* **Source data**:

--

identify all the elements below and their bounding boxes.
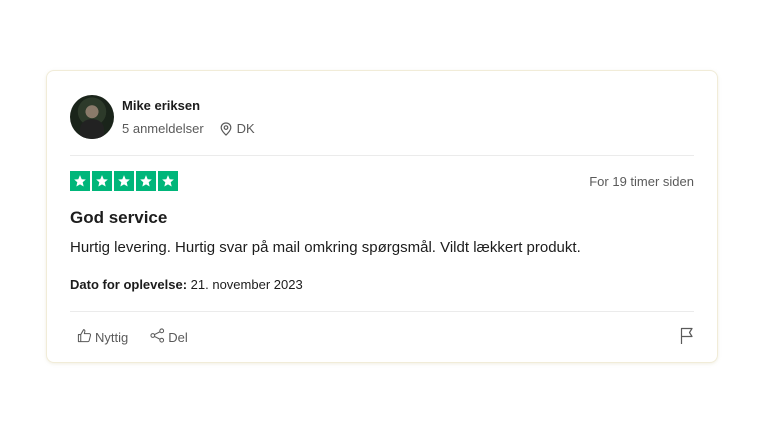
reviewer-name[interactable]: Mike eriksen: [122, 98, 255, 114]
share-label: Del: [168, 329, 188, 345]
share-icon: [150, 328, 165, 346]
divider: [70, 311, 694, 312]
location-pin-icon: [220, 121, 232, 136]
experience-date-label: Dato for oplevelse:: [70, 277, 188, 292]
star-icon: [114, 171, 134, 191]
reviewer-header: Mike eriksen 5 anmeldelser DK: [70, 95, 255, 139]
star-icon: [136, 171, 156, 191]
experience-date-value: 21. november 2023: [190, 277, 303, 292]
experience-date: Dato for oplevelse: 21. november 2023: [70, 277, 303, 292]
flag-icon[interactable]: [679, 327, 695, 350]
review-count: 5 anmeldelser: [122, 121, 204, 136]
star-rating: [70, 171, 178, 191]
avatar[interactable]: [70, 95, 114, 139]
reviewer-meta: 5 anmeldelser DK: [122, 121, 255, 136]
review-card: Mike eriksen 5 anmeldelser DK For 19 tim…: [46, 70, 718, 363]
share-button[interactable]: Del: [150, 328, 188, 346]
reviewer-info: Mike eriksen 5 anmeldelser DK: [122, 98, 255, 136]
review-title[interactable]: God service: [70, 208, 167, 228]
star-icon: [158, 171, 178, 191]
useful-button[interactable]: Nyttig: [77, 328, 128, 346]
review-actions: Nyttig Del: [77, 328, 188, 346]
star-icon: [92, 171, 112, 191]
star-icon: [70, 171, 90, 191]
reviewer-country: DK: [236, 121, 255, 136]
thumbs-up-icon: [77, 328, 92, 346]
review-text: Hurtig levering. Hurtig svar på mail omk…: [70, 239, 581, 256]
useful-label: Nyttig: [95, 329, 129, 345]
review-relative-date: For 19 timer siden: [589, 174, 694, 189]
divider: [70, 155, 694, 156]
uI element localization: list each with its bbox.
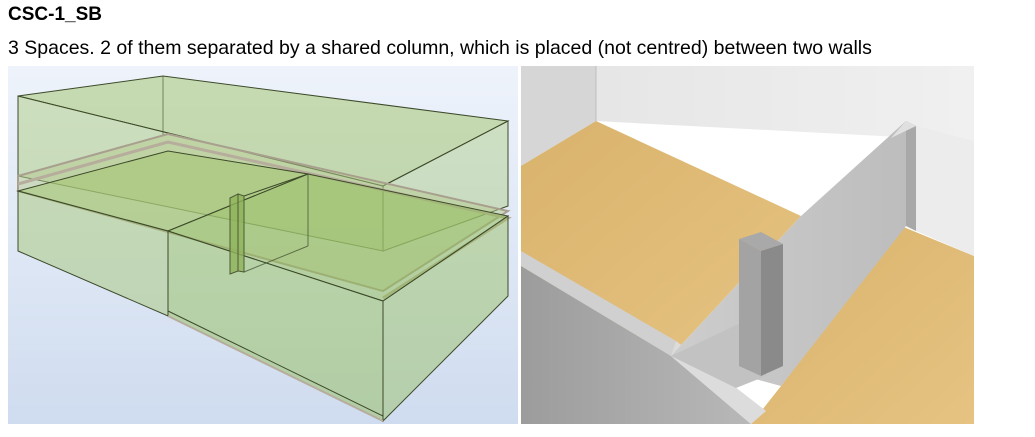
room-render-drawing — [521, 66, 974, 424]
room-render-view — [521, 66, 974, 424]
shared-column — [739, 232, 783, 376]
page-title: CSC-1_SB — [8, 4, 102, 25]
space-volumes-drawing — [8, 66, 518, 424]
page-description: 3 Spaces. 2 of them separated by a share… — [8, 37, 872, 59]
shared-column — [229, 193, 245, 275]
space-volumes-view — [8, 66, 518, 424]
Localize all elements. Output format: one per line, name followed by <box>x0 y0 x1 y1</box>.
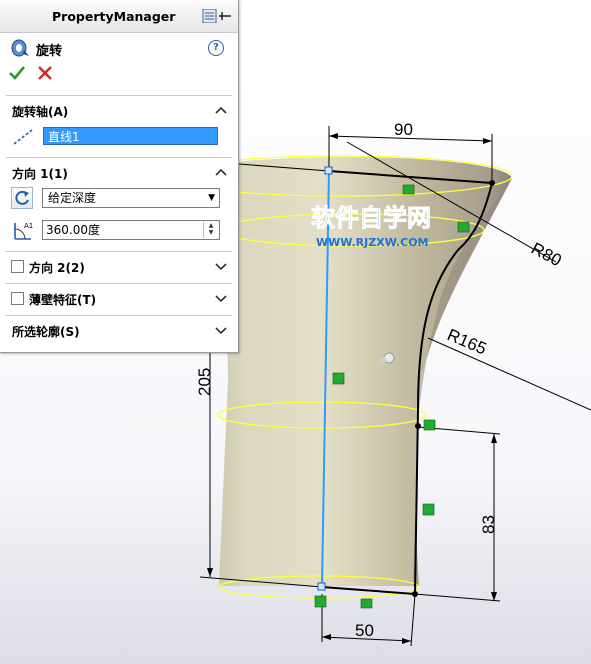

--

* **Your objective**:
Reproduce the rows verbatim, starting at the line containing "room-render-drawing — [521, 66, 974, 424]" and ending at the last row, with both ends included. Omit the pictures from your output.

* **Task solution**:
room-render-drawing — [521, 66, 974, 424]
room-render-view — [521, 66, 974, 424]
shared-column — [739, 232, 783, 376]
page-title: CSC-1_SB — [8, 4, 102, 25]
space-volumes-drawing — [8, 66, 518, 424]
page-description: 3 Spaces. 2 of them separated by a share… — [8, 37, 872, 59]
shared-column — [229, 193, 245, 275]
space-volumes-view — [8, 66, 518, 424]
Localize all elements. Output format: one per line, name followed by <box>x0 y0 x1 y1</box>.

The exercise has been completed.